Goal: Rewrite the lines from the one containing "heading: segment: SEGMENT [25, 434, 122, 456]" through the one containing "key players list [159, 576, 851, 624]", inclusive, changing "opportunity text" to "opportunity line" and leaving everything else as it is. Return only those lines.

Element and region data
<<<<

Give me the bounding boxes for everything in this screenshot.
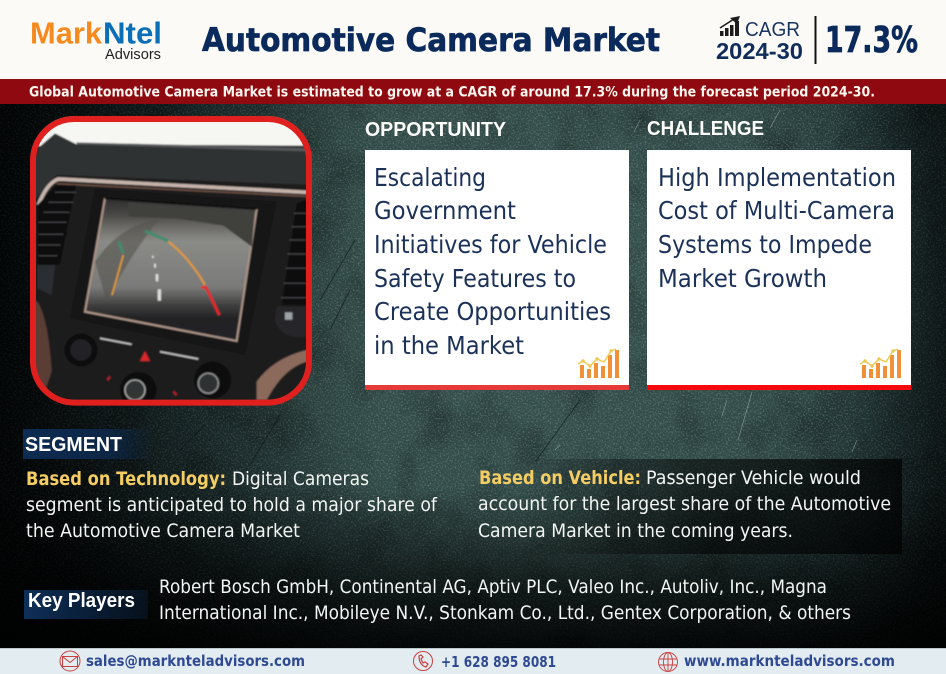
heading: segment: SEGMENT [25, 434, 122, 456]
divider [814, 16, 816, 64]
opportunity text: Government [374, 196, 516, 225]
text block: based on vehicle [478, 459, 902, 554]
key players list: International Inc., Mobileye N.V., Stonkam Co., Ltd., Gentex Corporation, & others [159, 602, 851, 624]
photo: dashboard reverse camera screen [30, 116, 313, 408]
opportunity text: Create Opportunities [374, 297, 611, 326]
opportunity text: in the Market [374, 331, 524, 360]
panel: challenge card [647, 150, 911, 390]
challenge text: Market Growth [658, 264, 827, 293]
key players list: Robert Bosch GmbH, Continental AG, Aptiv PLC, Valeo Inc., Autoliv, Inc., Magna [159, 576, 827, 598]
logo: MarkNtel Advisors [30, 16, 162, 63]
CAGR label: CAGR [745, 19, 800, 41]
opportunity text: Initiatives for Vehicle [374, 230, 607, 259]
panel: opportunity card [365, 150, 629, 390]
opportunity text: Safety Features to [374, 264, 576, 293]
text block: based on vehicle: Based on Vehicle: [479, 467, 641, 489]
red summary banner [0, 79, 946, 104]
key players list [159, 576, 851, 624]
challenge text: High Implementation [658, 163, 896, 192]
icon: email [60, 651, 80, 671]
phone number: +1 628 895 8081 [441, 653, 556, 671]
heading: opportunity: OPPORTUNITY [365, 119, 507, 141]
website: www.marknteladvisors.com [684, 652, 895, 670]
icon: growth chart [860, 349, 901, 378]
text block: based on vehicle: account for the largest share of the Automotive [478, 493, 891, 515]
key players label [24, 590, 148, 619]
heading: challenge: CHALLENGE [647, 118, 764, 140]
text block: based on technology [26, 468, 438, 542]
challenge text: Systems to Impede [658, 230, 872, 259]
icon: globe [658, 652, 678, 672]
logo: MarkNtel Advisors: Mark [30, 16, 103, 50]
challenge text [658, 163, 896, 293]
challenge text: Cost of Multi-Camera [658, 196, 895, 225]
email address: sales@marknteladvisors.com [86, 652, 305, 670]
text block: based on technology: Digital Cameras [232, 468, 369, 490]
CAGR period: 2024-30 [716, 38, 803, 64]
text block: based on vehicle: Passenger Vehicle would [646, 467, 861, 489]
text block: based on vehicle: Camera Market in the coming years. [478, 520, 793, 542]
header band [0, 0, 946, 79]
heading: segment [23, 429, 153, 459]
logo: MarkNtel Advisors: Ntel [103, 16, 162, 50]
opportunity text [374, 163, 611, 360]
opportunity text: Escalating [374, 163, 486, 192]
icon: growth chart [578, 349, 619, 378]
icon: CAGR growth bars [720, 16, 740, 36]
logo: MarkNtel Advisors: Advisors [105, 46, 161, 63]
icon: phone [414, 652, 432, 670]
text block: based on technology: Based on Technology: [26, 468, 226, 490]
text block: based on technology: the Automotive Camera Market [26, 520, 300, 542]
text block: based on technology: segment is anticipated to hold a major share of [26, 494, 438, 516]
key players label: Key Players [28, 590, 135, 612]
title: Automotive Camera Market [202, 21, 660, 59]
footer contact bar [0, 648, 946, 674]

>>>>

Task output:
heading: segment: SEGMENT [25, 434, 122, 456]
divider [814, 16, 816, 64]
opportunity line: Government [374, 196, 516, 225]
text block: based on vehicle [478, 459, 902, 554]
key players list: International Inc., Mobileye N.V., Stonkam Co., Ltd., Gentex Corporation, & others [159, 602, 851, 624]
photo: dashboard reverse camera screen [30, 116, 313, 408]
opportunity line: Create Opportunities [374, 297, 611, 326]
opportunity line: in the Market [374, 331, 524, 360]
panel: challenge card [647, 150, 911, 390]
challenge text: Market Growth [658, 264, 827, 293]
key players list: Robert Bosch GmbH, Continental AG, Aptiv PLC, Valeo Inc., Autoliv, Inc., Magna [159, 576, 827, 598]
logo: MarkNtel Advisors [30, 16, 162, 63]
CAGR label: CAGR [745, 19, 800, 41]
opportunity line: Initiatives for Vehicle [374, 230, 607, 259]
panel: opportunity card [365, 150, 629, 390]
opportunity line: Safety Features to [374, 264, 576, 293]
text block: based on vehicle: Based on Vehicle: [479, 467, 641, 489]
red summary banner [0, 79, 946, 104]
key players list [159, 576, 851, 624]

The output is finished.